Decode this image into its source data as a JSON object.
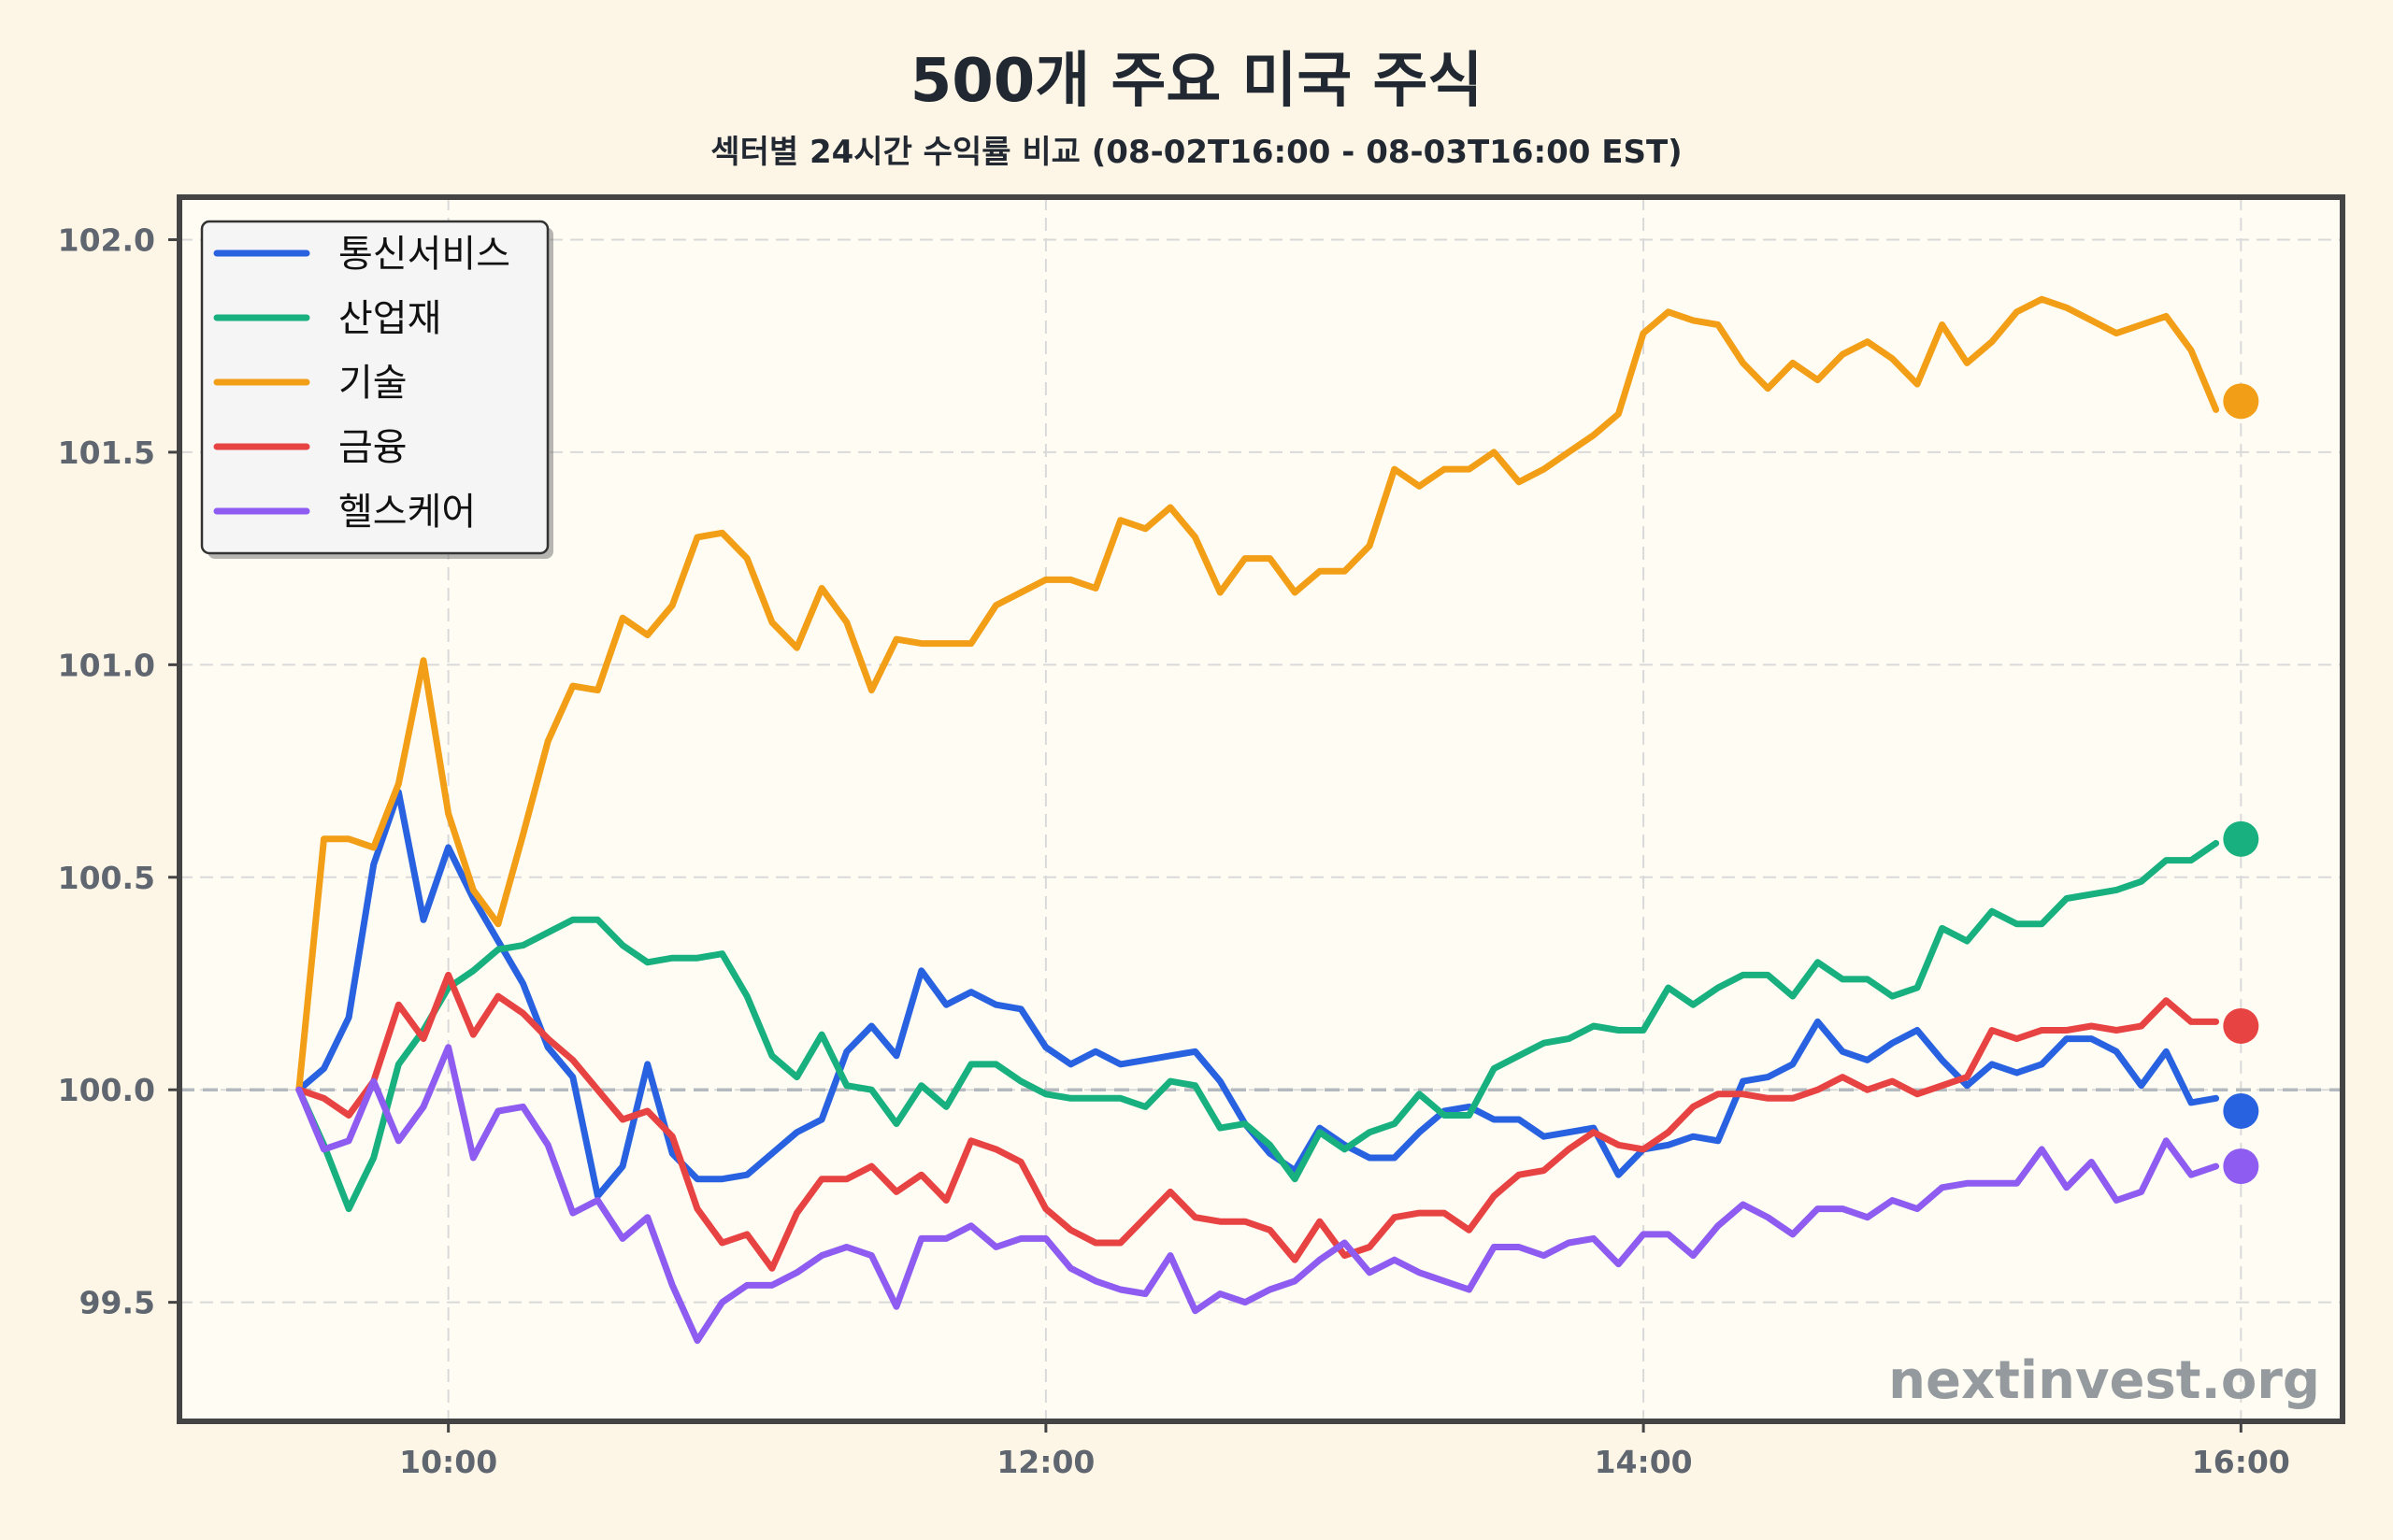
{
  "chart_data": {
    "type": "line",
    "title": "500개 주요 미국 주식",
    "subtitle": "섹터별 24시간 수익률 비교 (08-02T16:00 - 08-03T16:00 EST)",
    "xlabel": "",
    "ylabel": "",
    "x_ticks": [
      "10:00",
      "12:00",
      "14:00",
      "16:00"
    ],
    "x_tick_values": [
      10,
      12,
      14,
      16
    ],
    "xlim": [
      9.1,
      16.34
    ],
    "y_ticks": [
      "99.5",
      "100.0",
      "100.5",
      "101.0",
      "101.5",
      "102.0"
    ],
    "y_tick_values": [
      99.5,
      100.0,
      100.5,
      101.0,
      101.5,
      102.0
    ],
    "ylim": [
      99.22,
      102.1
    ],
    "grid": true,
    "legend_position": "top-left",
    "watermark": "nextinvest.org",
    "reference_line": 100.0,
    "x_start": 9.5,
    "x_step": 0.08333,
    "series": [
      {
        "name": "통신서비스",
        "color": "#2962e0",
        "values": [
          100.0,
          100.05,
          100.17,
          100.53,
          100.7,
          100.4,
          100.57,
          100.45,
          100.35,
          100.25,
          100.1,
          100.03,
          99.75,
          99.82,
          100.06,
          99.85,
          99.79,
          99.79,
          99.8,
          99.85,
          99.9,
          99.93,
          100.09,
          100.15,
          100.08,
          100.28,
          100.2,
          100.23,
          100.2,
          100.19,
          100.1,
          100.06,
          100.09,
          100.06,
          100.07,
          100.08,
          100.09,
          100.02,
          99.92,
          99.85,
          99.81,
          99.91,
          99.87,
          99.84,
          99.84,
          99.9,
          99.95,
          99.96,
          99.93,
          99.93,
          99.89,
          99.9,
          99.91,
          99.8,
          99.86,
          99.87,
          99.89,
          99.88,
          100.02,
          100.03,
          100.06,
          100.16,
          100.09,
          100.07,
          100.11,
          100.14,
          100.07,
          100.01,
          100.06,
          100.04,
          100.06,
          100.12,
          100.12,
          100.09,
          100.01,
          100.09,
          99.97,
          99.98
        ]
      },
      {
        "name": "산업재",
        "color": "#19b07f",
        "values": [
          100.0,
          99.87,
          99.72,
          99.84,
          100.06,
          100.14,
          100.24,
          100.28,
          100.33,
          100.34,
          100.37,
          100.4,
          100.4,
          100.34,
          100.3,
          100.31,
          100.31,
          100.32,
          100.22,
          100.08,
          100.03,
          100.13,
          100.01,
          100.0,
          99.92,
          100.01,
          99.96,
          100.06,
          100.06,
          100.02,
          99.99,
          99.98,
          99.98,
          99.98,
          99.96,
          100.02,
          100.01,
          99.91,
          99.92,
          99.87,
          99.79,
          99.9,
          99.86,
          99.9,
          99.92,
          99.99,
          99.94,
          99.94,
          100.05,
          100.08,
          100.11,
          100.12,
          100.15,
          100.14,
          100.14,
          100.24,
          100.2,
          100.24,
          100.27,
          100.27,
          100.22,
          100.3,
          100.26,
          100.26,
          100.22,
          100.24,
          100.38,
          100.35,
          100.42,
          100.39,
          100.39,
          100.45,
          100.46,
          100.47,
          100.49,
          100.54,
          100.54,
          100.58
        ]
      },
      {
        "name": "기술",
        "color": "#f29e17",
        "values": [
          100.0,
          100.59,
          100.59,
          100.57,
          100.72,
          101.01,
          100.65,
          100.47,
          100.39,
          100.6,
          100.82,
          100.95,
          100.94,
          101.11,
          101.07,
          101.14,
          101.3,
          101.31,
          101.25,
          101.1,
          101.04,
          101.18,
          101.1,
          100.94,
          101.06,
          101.05,
          101.05,
          101.05,
          101.14,
          101.17,
          101.2,
          101.2,
          101.18,
          101.34,
          101.32,
          101.37,
          101.3,
          101.17,
          101.25,
          101.25,
          101.17,
          101.22,
          101.22,
          101.28,
          101.46,
          101.42,
          101.46,
          101.46,
          101.5,
          101.43,
          101.46,
          101.5,
          101.54,
          101.59,
          101.78,
          101.83,
          101.81,
          101.8,
          101.71,
          101.65,
          101.71,
          101.67,
          101.73,
          101.76,
          101.72,
          101.66,
          101.8,
          101.71,
          101.76,
          101.83,
          101.86,
          101.84,
          101.81,
          101.78,
          101.8,
          101.82,
          101.74,
          101.6
        ]
      },
      {
        "name": "금융",
        "color": "#e84343",
        "values": [
          100.0,
          99.98,
          99.94,
          100.02,
          100.2,
          100.12,
          100.27,
          100.13,
          100.22,
          100.18,
          100.12,
          100.07,
          100.0,
          99.93,
          99.95,
          99.89,
          99.72,
          99.64,
          99.66,
          99.58,
          99.71,
          99.79,
          99.79,
          99.82,
          99.76,
          99.8,
          99.74,
          99.88,
          99.86,
          99.83,
          99.72,
          99.67,
          99.64,
          99.64,
          99.7,
          99.76,
          99.7,
          99.69,
          99.69,
          99.67,
          99.6,
          99.69,
          99.61,
          99.63,
          99.7,
          99.71,
          99.71,
          99.67,
          99.75,
          99.8,
          99.81,
          99.86,
          99.9,
          99.87,
          99.86,
          99.9,
          99.96,
          99.99,
          99.99,
          99.98,
          99.98,
          100.0,
          100.03,
          100.0,
          100.02,
          99.99,
          100.01,
          100.03,
          100.14,
          100.12,
          100.14,
          100.14,
          100.15,
          100.14,
          100.15,
          100.21,
          100.16,
          100.16
        ]
      },
      {
        "name": "헬스케어",
        "color": "#8e5cf0",
        "values": [
          100.0,
          99.86,
          99.88,
          100.02,
          99.88,
          99.96,
          100.1,
          99.84,
          99.95,
          99.96,
          99.87,
          99.71,
          99.74,
          99.65,
          99.7,
          99.54,
          99.41,
          99.5,
          99.54,
          99.54,
          99.57,
          99.61,
          99.63,
          99.61,
          99.49,
          99.65,
          99.65,
          99.68,
          99.63,
          99.65,
          99.65,
          99.58,
          99.55,
          99.53,
          99.52,
          99.61,
          99.48,
          99.52,
          99.5,
          99.53,
          99.55,
          99.6,
          99.64,
          99.57,
          99.6,
          99.57,
          99.55,
          99.53,
          99.63,
          99.63,
          99.61,
          99.64,
          99.65,
          99.59,
          99.66,
          99.66,
          99.61,
          99.68,
          99.73,
          99.7,
          99.66,
          99.72,
          99.72,
          99.7,
          99.74,
          99.72,
          99.77,
          99.78,
          99.78,
          99.78,
          99.86,
          99.77,
          99.83,
          99.74,
          99.76,
          99.88,
          99.8,
          99.82
        ]
      }
    ],
    "end_markers": [
      101.62,
      100.59,
      100.15,
      99.95,
      99.82
    ]
  }
}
- - - - -
* **WHAT YOU NEED TO DO**: Make a word-for-word copy of the entries, without any pictures.

* **SOLUTION TO THIS PROBLEM**:
Decode this image into its source data as a JSON object.
{
  "chart_data": {
    "type": "line",
    "title": "500개 주요 미국 주식",
    "subtitle": "섹터별 24시간 수익률 비교 (08-02T16:00 - 08-03T16:00 EST)",
    "xlabel": "",
    "ylabel": "",
    "x_ticks": [
      "10:00",
      "12:00",
      "14:00",
      "16:00"
    ],
    "x_tick_values": [
      10,
      12,
      14,
      16
    ],
    "xlim": [
      9.1,
      16.34
    ],
    "y_ticks": [
      "99.5",
      "100.0",
      "100.5",
      "101.0",
      "101.5",
      "102.0"
    ],
    "y_tick_values": [
      99.5,
      100.0,
      100.5,
      101.0,
      101.5,
      102.0
    ],
    "ylim": [
      99.22,
      102.1
    ],
    "grid": true,
    "legend_position": "top-left",
    "watermark": "nextinvest.org",
    "reference_line": 100.0,
    "x_start": 9.5,
    "x_step": 0.08333,
    "series": [
      {
        "name": "통신서비스",
        "color": "#2962e0",
        "values": [
          100.0,
          100.05,
          100.17,
          100.53,
          100.7,
          100.4,
          100.57,
          100.45,
          100.35,
          100.25,
          100.1,
          100.03,
          99.75,
          99.82,
          100.06,
          99.85,
          99.79,
          99.79,
          99.8,
          99.85,
          99.9,
          99.93,
          100.09,
          100.15,
          100.08,
          100.28,
          100.2,
          100.23,
          100.2,
          100.19,
          100.1,
          100.06,
          100.09,
          100.06,
          100.07,
          100.08,
          100.09,
          100.02,
          99.92,
          99.85,
          99.81,
          99.91,
          99.87,
          99.84,
          99.84,
          99.9,
          99.95,
          99.96,
          99.93,
          99.93,
          99.89,
          99.9,
          99.91,
          99.8,
          99.86,
          99.87,
          99.89,
          99.88,
          100.02,
          100.03,
          100.06,
          100.16,
          100.09,
          100.07,
          100.11,
          100.14,
          100.07,
          100.01,
          100.06,
          100.04,
          100.06,
          100.12,
          100.12,
          100.09,
          100.01,
          100.09,
          99.97,
          99.98
        ]
      },
      {
        "name": "산업재",
        "color": "#19b07f",
        "values": [
          100.0,
          99.87,
          99.72,
          99.84,
          100.06,
          100.14,
          100.24,
          100.28,
          100.33,
          100.34,
          100.37,
          100.4,
          100.4,
          100.34,
          100.3,
          100.31,
          100.31,
          100.32,
          100.22,
          100.08,
          100.03,
          100.13,
          100.01,
          100.0,
          99.92,
          100.01,
          99.96,
          100.06,
          100.06,
          100.02,
          99.99,
          99.98,
          99.98,
          99.98,
          99.96,
          100.02,
          100.01,
          99.91,
          99.92,
          99.87,
          99.79,
          99.9,
          99.86,
          99.9,
          99.92,
          99.99,
          99.94,
          99.94,
          100.05,
          100.08,
          100.11,
          100.12,
          100.15,
          100.14,
          100.14,
          100.24,
          100.2,
          100.24,
          100.27,
          100.27,
          100.22,
          100.3,
          100.26,
          100.26,
          100.22,
          100.24,
          100.38,
          100.35,
          100.42,
          100.39,
          100.39,
          100.45,
          100.46,
          100.47,
          100.49,
          100.54,
          100.54,
          100.58
        ]
      },
      {
        "name": "기술",
        "color": "#f29e17",
        "values": [
          100.0,
          100.59,
          100.59,
          100.57,
          100.72,
          101.01,
          100.65,
          100.47,
          100.39,
          100.6,
          100.82,
          100.95,
          100.94,
          101.11,
          101.07,
          101.14,
          101.3,
          101.31,
          101.25,
          101.1,
          101.04,
          101.18,
          101.1,
          100.94,
          101.06,
          101.05,
          101.05,
          101.05,
          101.14,
          101.17,
          101.2,
          101.2,
          101.18,
          101.34,
          101.32,
          101.37,
          101.3,
          101.17,
          101.25,
          101.25,
          101.17,
          101.22,
          101.22,
          101.28,
          101.46,
          101.42,
          101.46,
          101.46,
          101.5,
          101.43,
          101.46,
          101.5,
          101.54,
          101.59,
          101.78,
          101.83,
          101.81,
          101.8,
          101.71,
          101.65,
          101.71,
          101.67,
          101.73,
          101.76,
          101.72,
          101.66,
          101.8,
          101.71,
          101.76,
          101.83,
          101.86,
          101.84,
          101.81,
          101.78,
          101.8,
          101.82,
          101.74,
          101.6
        ]
      },
      {
        "name": "금융",
        "color": "#e84343",
        "values": [
          100.0,
          99.98,
          99.94,
          100.02,
          100.2,
          100.12,
          100.27,
          100.13,
          100.22,
          100.18,
          100.12,
          100.07,
          100.0,
          99.93,
          99.95,
          99.89,
          99.72,
          99.64,
          99.66,
          99.58,
          99.71,
          99.79,
          99.79,
          99.82,
          99.76,
          99.8,
          99.74,
          99.88,
          99.86,
          99.83,
          99.72,
          99.67,
          99.64,
          99.64,
          99.7,
          99.76,
          99.7,
          99.69,
          99.69,
          99.67,
          99.6,
          99.69,
          99.61,
          99.63,
          99.7,
          99.71,
          99.71,
          99.67,
          99.75,
          99.8,
          99.81,
          99.86,
          99.9,
          99.87,
          99.86,
          99.9,
          99.96,
          99.99,
          99.99,
          99.98,
          99.98,
          100.0,
          100.03,
          100.0,
          100.02,
          99.99,
          100.01,
          100.03,
          100.14,
          100.12,
          100.14,
          100.14,
          100.15,
          100.14,
          100.15,
          100.21,
          100.16,
          100.16
        ]
      },
      {
        "name": "헬스케어",
        "color": "#8e5cf0",
        "values": [
          100.0,
          99.86,
          99.88,
          100.02,
          99.88,
          99.96,
          100.1,
          99.84,
          99.95,
          99.96,
          99.87,
          99.71,
          99.74,
          99.65,
          99.7,
          99.54,
          99.41,
          99.5,
          99.54,
          99.54,
          99.57,
          99.61,
          99.63,
          99.61,
          99.49,
          99.65,
          99.65,
          99.68,
          99.63,
          99.65,
          99.65,
          99.58,
          99.55,
          99.53,
          99.52,
          99.61,
          99.48,
          99.52,
          99.5,
          99.53,
          99.55,
          99.6,
          99.64,
          99.57,
          99.6,
          99.57,
          99.55,
          99.53,
          99.63,
          99.63,
          99.61,
          99.64,
          99.65,
          99.59,
          99.66,
          99.66,
          99.61,
          99.68,
          99.73,
          99.7,
          99.66,
          99.72,
          99.72,
          99.7,
          99.74,
          99.72,
          99.77,
          99.78,
          99.78,
          99.78,
          99.86,
          99.77,
          99.83,
          99.74,
          99.76,
          99.88,
          99.8,
          99.82
        ]
      }
    ],
    "end_markers": [
      101.62,
      100.59,
      100.15,
      99.95,
      99.82
    ]
  }
}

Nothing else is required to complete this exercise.